Short exercise: Copy every line of the data in which the word "from" occurs.

-.-.-

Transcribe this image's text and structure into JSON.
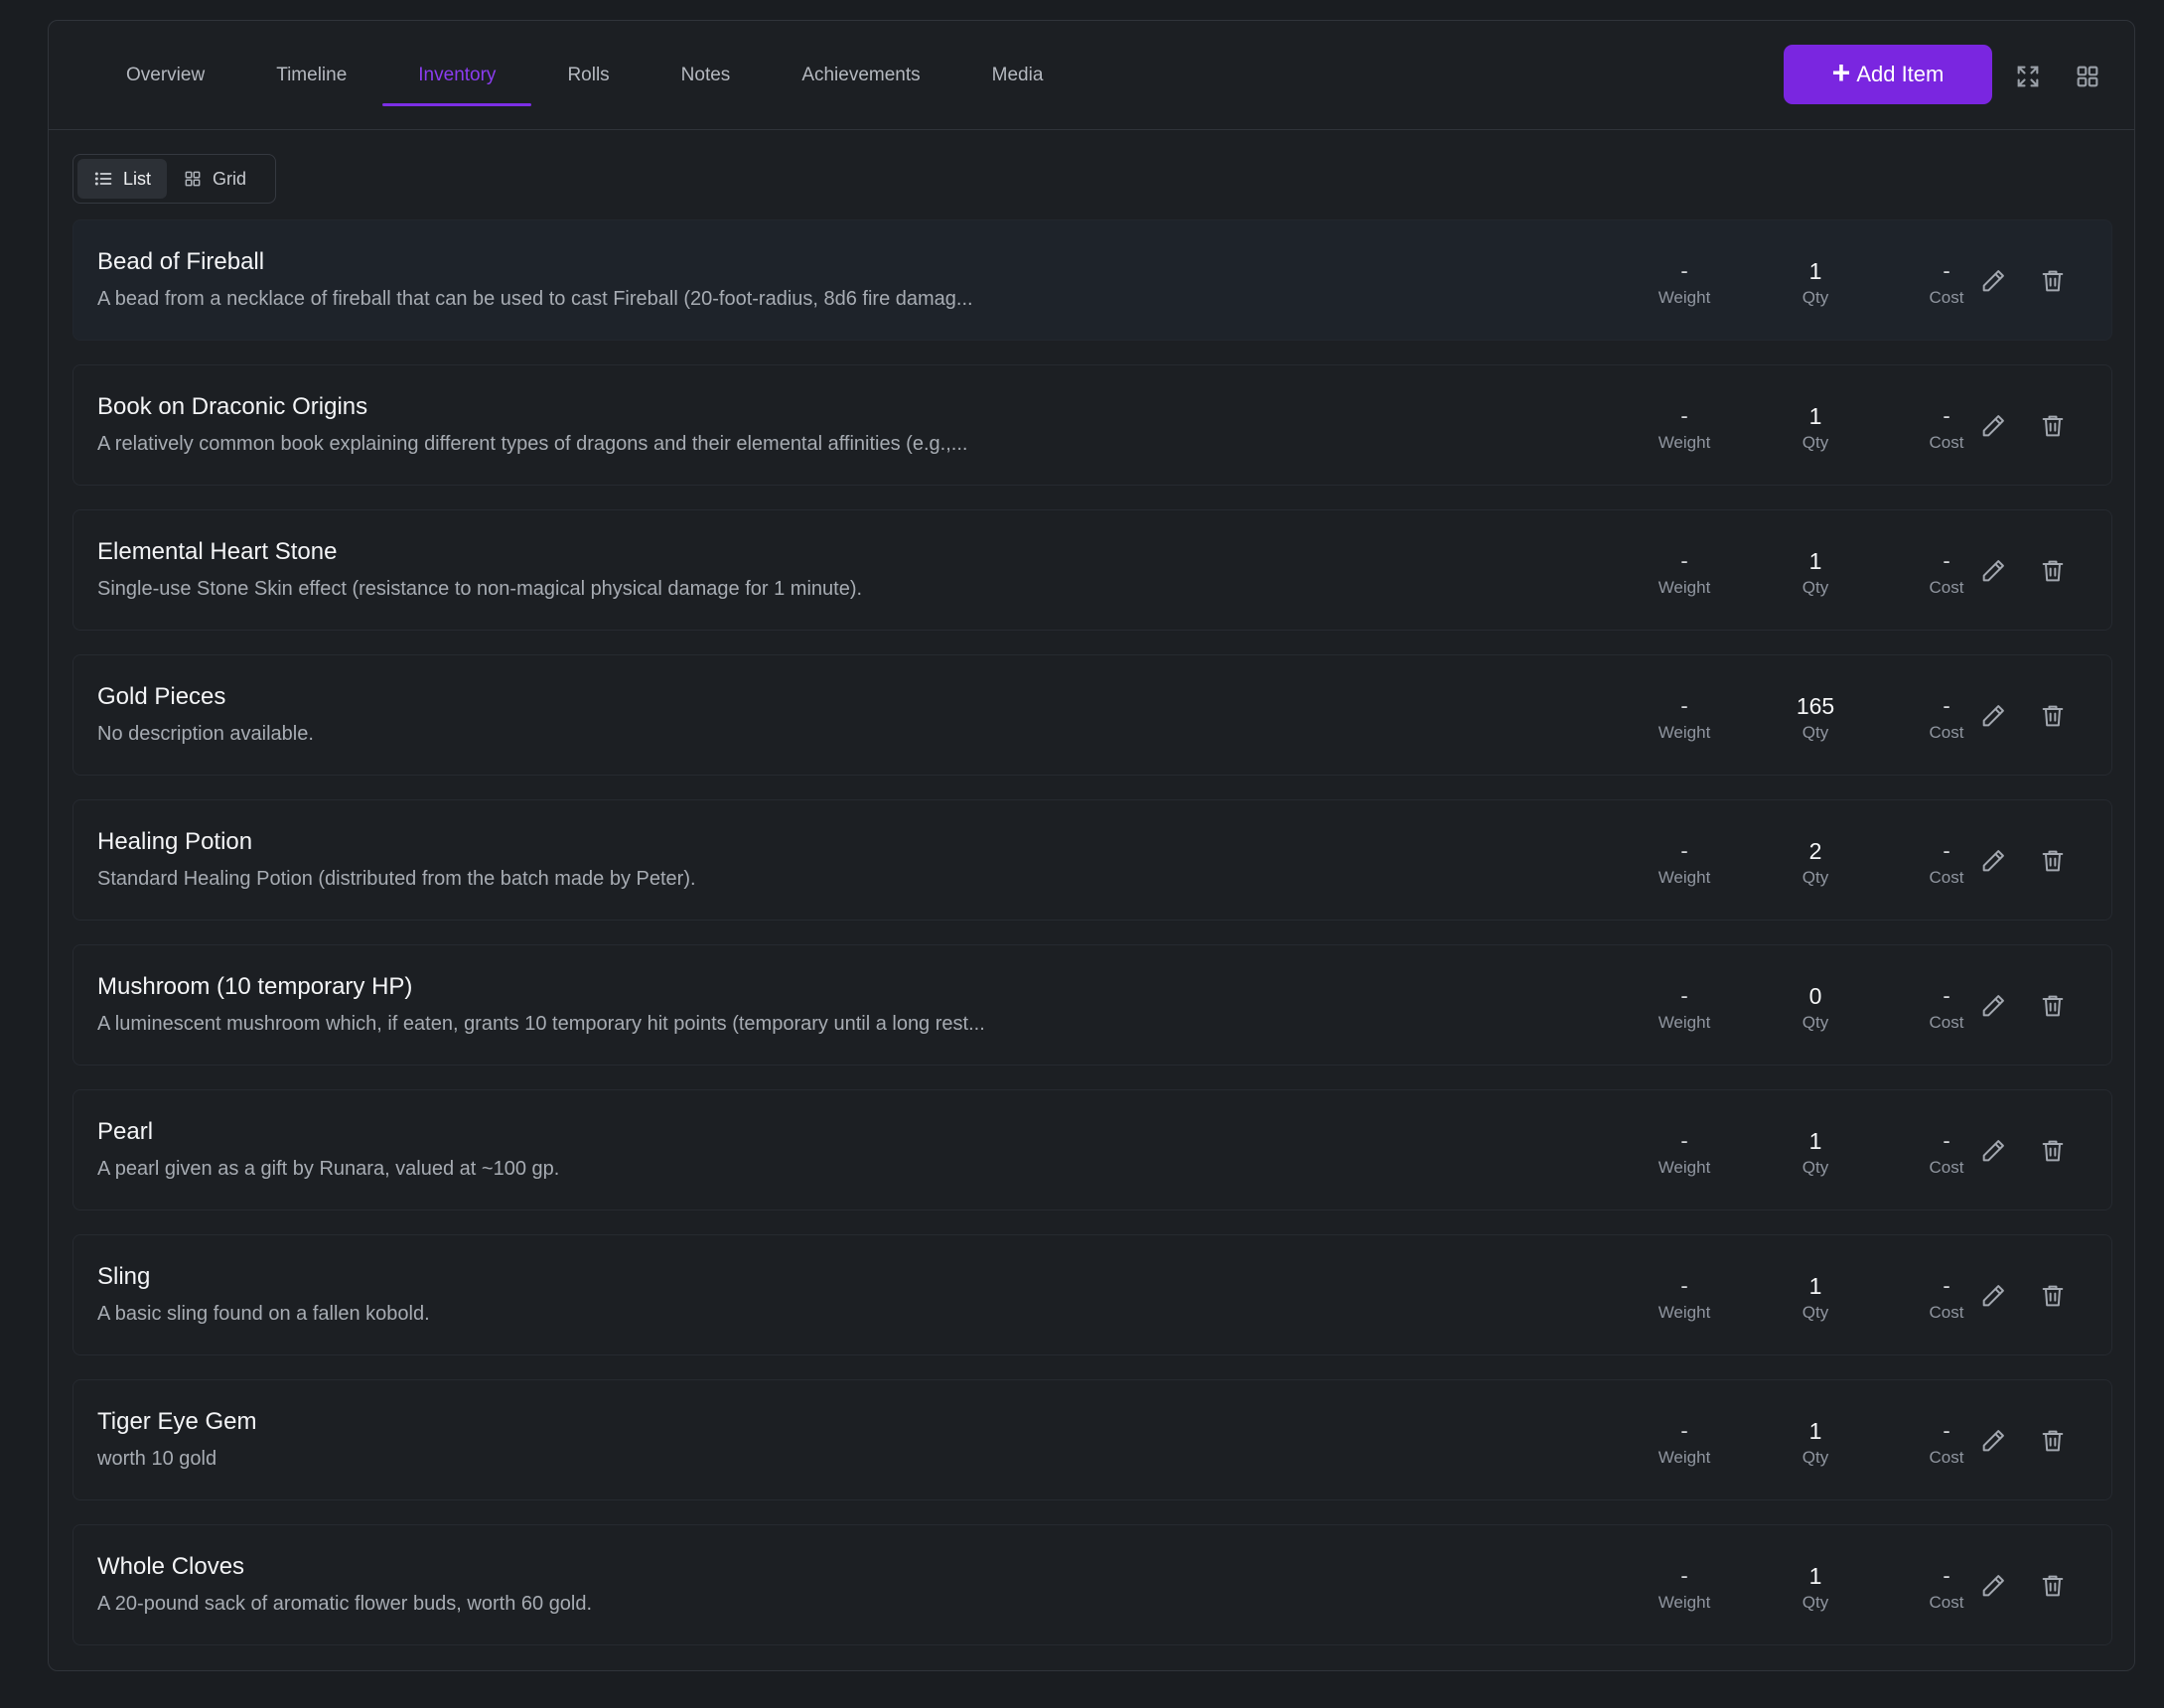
{
  "tabs": [
    {
      "label": "Overview"
    },
    {
      "label": "Timeline"
    },
    {
      "label": "Inventory"
    },
    {
      "label": "Rolls"
    },
    {
      "label": "Notes"
    },
    {
      "label": "Achievements"
    },
    {
      "label": "Media"
    }
  ],
  "active_tab": "Inventory",
  "toolbar": {
    "add_label": "Add Item",
    "add_icon": "plus-icon",
    "expand_icon": "expand-icon",
    "layout_icon": "grid-icon"
  },
  "view_toggle": {
    "list_label": "List",
    "grid_label": "Grid",
    "selected": "List"
  },
  "stat_labels": {
    "weight": "Weight",
    "qty": "Qty",
    "cost": "Cost"
  },
  "colors": {
    "accent": "#7a26e0",
    "active_tab": "#8b3cf0",
    "background": "#1a1d21"
  },
  "items": [
    {
      "name": "Bead of Fireball",
      "description": "A bead from a necklace of fireball that can be used to cast Fireball (20-foot-radius, 8d6 fire damag...",
      "weight": "-",
      "qty": "1",
      "cost": "-"
    },
    {
      "name": "Book on Draconic Origins",
      "description": "A relatively common book explaining different types of dragons and their elemental affinities (e.g.,...",
      "weight": "-",
      "qty": "1",
      "cost": "-"
    },
    {
      "name": "Elemental Heart Stone",
      "description": "Single-use Stone Skin effect (resistance to non-magical physical damage for 1 minute).",
      "weight": "-",
      "qty": "1",
      "cost": "-"
    },
    {
      "name": "Gold Pieces",
      "description": "No description available.",
      "weight": "-",
      "qty": "165",
      "cost": "-"
    },
    {
      "name": "Healing Potion",
      "description": "Standard Healing Potion (distributed from the batch made by Peter).",
      "weight": "-",
      "qty": "2",
      "cost": "-"
    },
    {
      "name": "Mushroom (10 temporary HP)",
      "description": "A luminescent mushroom which, if eaten, grants 10 temporary hit points (temporary until a long rest...",
      "weight": "-",
      "qty": "0",
      "cost": "-"
    },
    {
      "name": "Pearl",
      "description": "A pearl given as a gift by Runara, valued at ~100 gp.",
      "weight": "-",
      "qty": "1",
      "cost": "-"
    },
    {
      "name": "Sling",
      "description": "A basic sling found on a fallen kobold.",
      "weight": "-",
      "qty": "1",
      "cost": "-"
    },
    {
      "name": "Tiger Eye Gem",
      "description": "worth 10 gold",
      "weight": "-",
      "qty": "1",
      "cost": "-"
    },
    {
      "name": "Whole Cloves",
      "description": "A 20-pound sack of aromatic flower buds, worth 60 gold.",
      "weight": "-",
      "qty": "1",
      "cost": "-"
    }
  ]
}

-.-.-

Answer to the exercise:
      "description": "A bead from a necklace of fireball that can be used to cast Fireball (20-foot-radius, 8d6 fire damag...",
      "description": "Standard Healing Potion (distributed from the batch made by Peter).",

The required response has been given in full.